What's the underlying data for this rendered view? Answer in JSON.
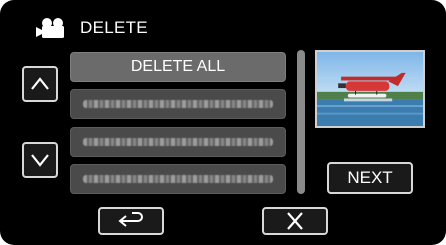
{
  "header": {
    "title": "DELETE",
    "icon": "video-camera-icon"
  },
  "list": {
    "delete_all_label": "DELETE ALL",
    "file_items": [
      "",
      "",
      ""
    ]
  },
  "nav": {
    "up_icon": "chevron-up-icon",
    "down_icon": "chevron-down-icon"
  },
  "preview": {
    "icon": "seaplane-thumbnail"
  },
  "buttons": {
    "next_label": "NEXT",
    "back_icon": "return-arrow-icon",
    "close_icon": "close-icon"
  },
  "colors": {
    "screen_bg": "#000000",
    "button_border": "#d8d8d8",
    "primary_item": "#6b6b6b",
    "file_item": "#4a4a4a"
  }
}
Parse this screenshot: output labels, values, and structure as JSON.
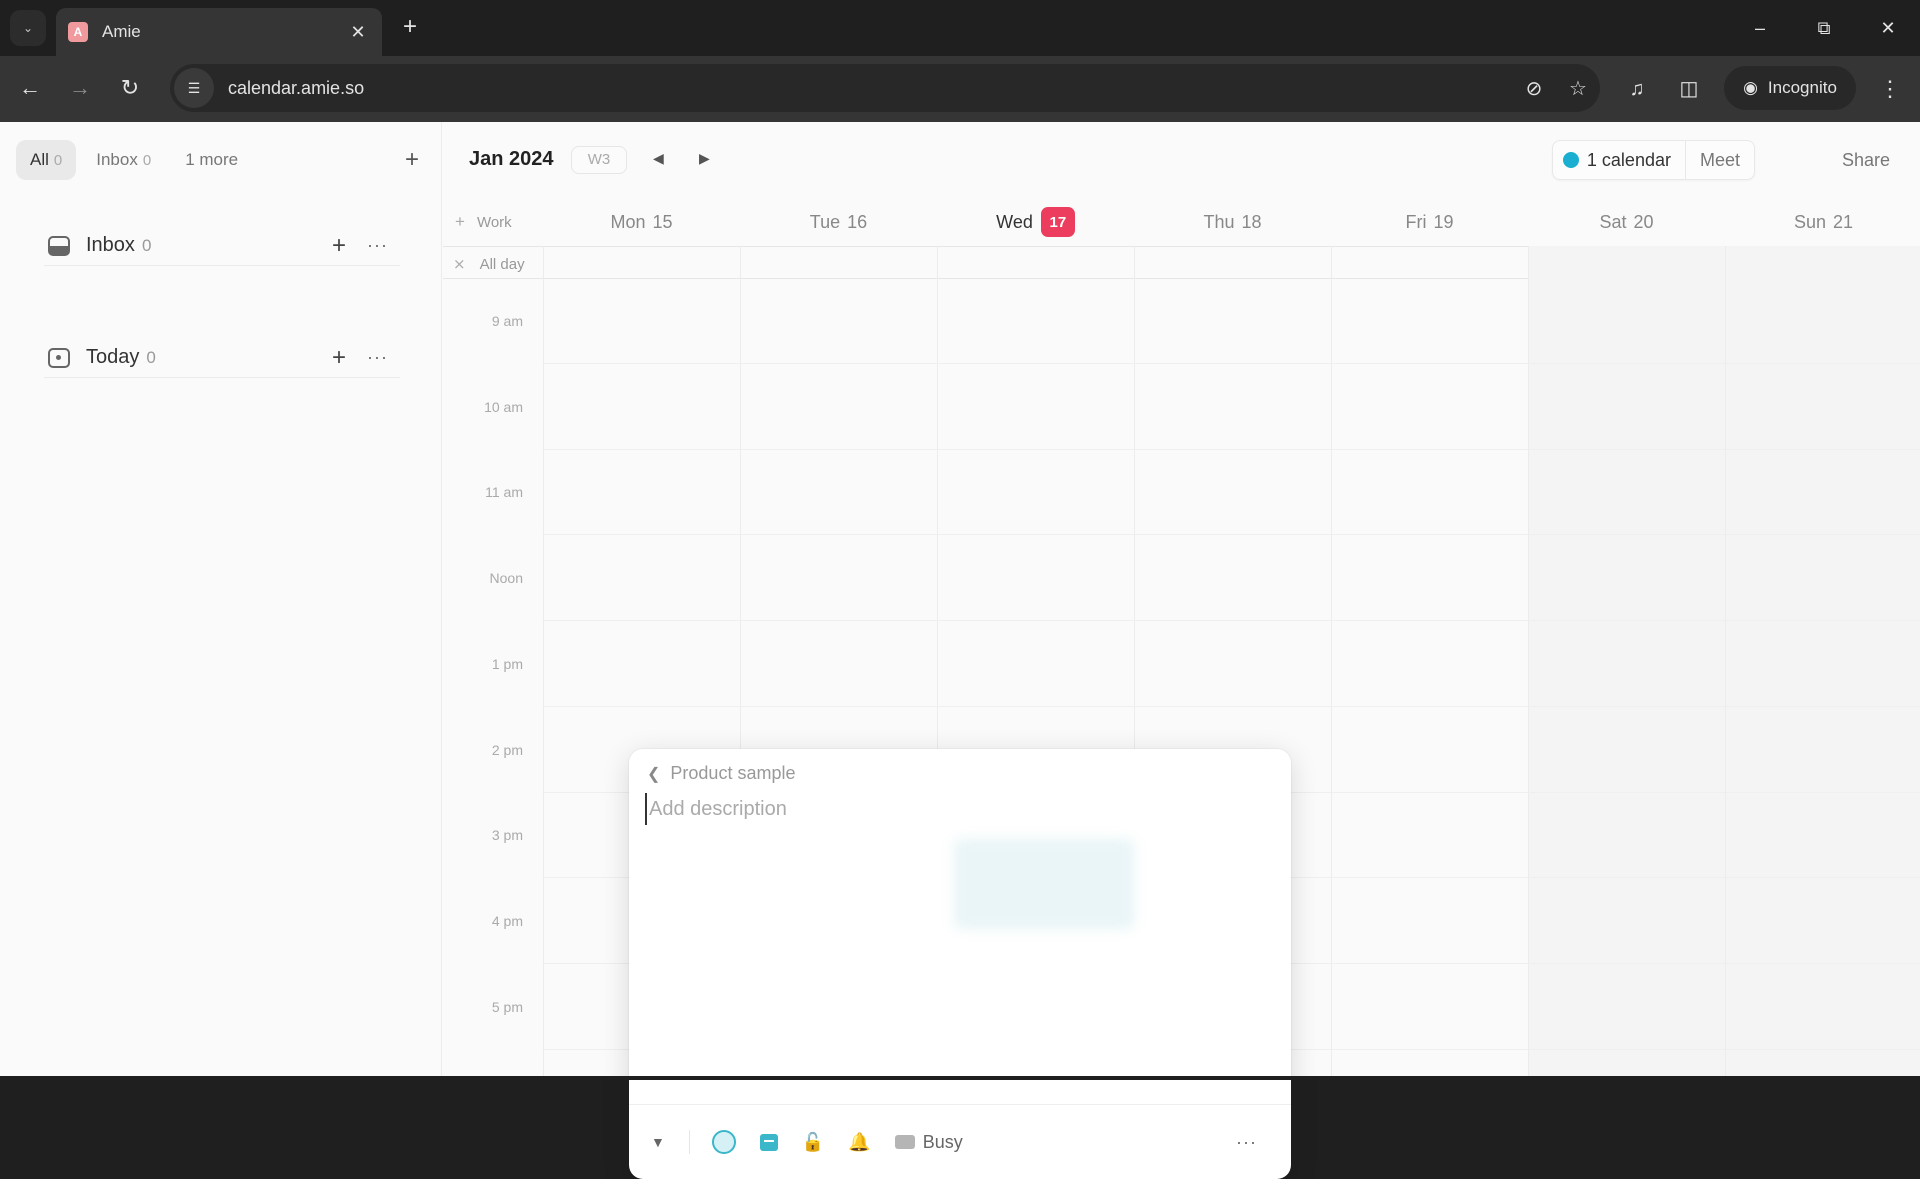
{
  "browser": {
    "tab_title": "Amie",
    "tab_favicon_letter": "A",
    "url": "calendar.amie.so",
    "incognito_label": "Incognito",
    "icons": {
      "tab_list": "chevron-down-icon",
      "close_tab": "close-icon",
      "new_tab": "plus-icon",
      "back": "arrow-left-icon",
      "forward": "arrow-right-icon",
      "reload": "reload-icon",
      "site_info": "tune-icon",
      "tracking": "eye-off-icon",
      "bookmark": "star-icon",
      "media": "media-queue-icon",
      "side_panel": "side-panel-icon",
      "menu": "kebab-icon"
    }
  },
  "sidebar": {
    "filters": [
      {
        "label": "All",
        "count": "0",
        "active": true
      },
      {
        "label": "Inbox",
        "count": "0",
        "active": false
      },
      {
        "label": "1 more",
        "count": "",
        "active": false
      }
    ],
    "sections": [
      {
        "label": "Inbox",
        "count": "0",
        "icon": "inbox-icon"
      },
      {
        "label": "Today",
        "count": "0",
        "icon": "calendar-today-icon"
      }
    ]
  },
  "calendar": {
    "month": "Jan 2024",
    "week": "W3",
    "calendars_label": "1 calendar",
    "calendar_color": "#1aafd0",
    "meet_label": "Meet",
    "share_label": "Share",
    "work_label": "Work",
    "all_day_label": "All day",
    "today_color": "#ec3d5f",
    "days": [
      {
        "name": "Mon",
        "date": "15",
        "today": false,
        "weekend": false
      },
      {
        "name": "Tue",
        "date": "16",
        "today": false,
        "weekend": false
      },
      {
        "name": "Wed",
        "date": "17",
        "today": true,
        "weekend": false
      },
      {
        "name": "Thu",
        "date": "18",
        "today": false,
        "weekend": false
      },
      {
        "name": "Fri",
        "date": "19",
        "today": false,
        "weekend": false
      },
      {
        "name": "Sat",
        "date": "20",
        "today": false,
        "weekend": true
      },
      {
        "name": "Sun",
        "date": "21",
        "today": false,
        "weekend": true
      }
    ],
    "hours": [
      "9 am",
      "10 am",
      "11 am",
      "Noon",
      "1 pm",
      "2 pm",
      "3 pm",
      "4 pm",
      "5 pm"
    ]
  },
  "popover": {
    "breadcrumb": "Product sample",
    "description_value": "",
    "description_placeholder": "Add description",
    "footer": {
      "availability": "Busy",
      "icons": [
        "caret-down-icon",
        "color-ring-icon",
        "calendar-icon",
        "unlock-icon",
        "bell-icon",
        "busy-swatch-icon",
        "more-icon"
      ]
    }
  }
}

-*-

- Requirements:
Quote the data above in full, leaving out the pictures it holds.

- Written answer:
What's the underlying data for this rendered view? Answer in JSON.
{
  "header": {
    "title": "DELETE",
    "icon": "video-camera-icon"
  },
  "list": {
    "delete_all_label": "DELETE ALL",
    "file_items": [
      "",
      "",
      ""
    ]
  },
  "nav": {
    "up_icon": "chevron-up-icon",
    "down_icon": "chevron-down-icon"
  },
  "preview": {
    "icon": "seaplane-thumbnail"
  },
  "buttons": {
    "next_label": "NEXT",
    "back_icon": "return-arrow-icon",
    "close_icon": "close-icon"
  },
  "colors": {
    "screen_bg": "#000000",
    "button_border": "#d8d8d8",
    "primary_item": "#6b6b6b",
    "file_item": "#4a4a4a"
  }
}
Parse this screenshot: output labels, values, and structure as JSON.
{
  "browser": {
    "tab_title": "Amie",
    "tab_favicon_letter": "A",
    "url": "calendar.amie.so",
    "incognito_label": "Incognito",
    "icons": {
      "tab_list": "chevron-down-icon",
      "close_tab": "close-icon",
      "new_tab": "plus-icon",
      "back": "arrow-left-icon",
      "forward": "arrow-right-icon",
      "reload": "reload-icon",
      "site_info": "tune-icon",
      "tracking": "eye-off-icon",
      "bookmark": "star-icon",
      "media": "media-queue-icon",
      "side_panel": "side-panel-icon",
      "menu": "kebab-icon"
    }
  },
  "sidebar": {
    "filters": [
      {
        "label": "All",
        "count": "0",
        "active": true
      },
      {
        "label": "Inbox",
        "count": "0",
        "active": false
      },
      {
        "label": "1 more",
        "count": "",
        "active": false
      }
    ],
    "sections": [
      {
        "label": "Inbox",
        "count": "0",
        "icon": "inbox-icon"
      },
      {
        "label": "Today",
        "count": "0",
        "icon": "calendar-today-icon"
      }
    ]
  },
  "calendar": {
    "month": "Jan 2024",
    "week": "W3",
    "calendars_label": "1 calendar",
    "calendar_color": "#1aafd0",
    "meet_label": "Meet",
    "share_label": "Share",
    "work_label": "Work",
    "all_day_label": "All day",
    "today_color": "#ec3d5f",
    "days": [
      {
        "name": "Mon",
        "date": "15",
        "today": false,
        "weekend": false
      },
      {
        "name": "Tue",
        "date": "16",
        "today": false,
        "weekend": false
      },
      {
        "name": "Wed",
        "date": "17",
        "today": true,
        "weekend": false
      },
      {
        "name": "Thu",
        "date": "18",
        "today": false,
        "weekend": false
      },
      {
        "name": "Fri",
        "date": "19",
        "today": false,
        "weekend": false
      },
      {
        "name": "Sat",
        "date": "20",
        "today": false,
        "weekend": true
      },
      {
        "name": "Sun",
        "date": "21",
        "today": false,
        "weekend": true
      }
    ],
    "hours": [
      "9 am",
      "10 am",
      "11 am",
      "Noon",
      "1 pm",
      "2 pm",
      "3 pm",
      "4 pm",
      "5 pm"
    ]
  },
  "popover": {
    "breadcrumb": "Product sample",
    "description_value": "",
    "description_placeholder": "Add description",
    "footer": {
      "availability": "Busy",
      "icons": [
        "caret-down-icon",
        "color-ring-icon",
        "calendar-icon",
        "unlock-icon",
        "bell-icon",
        "busy-swatch-icon",
        "more-icon"
      ]
    }
  }
}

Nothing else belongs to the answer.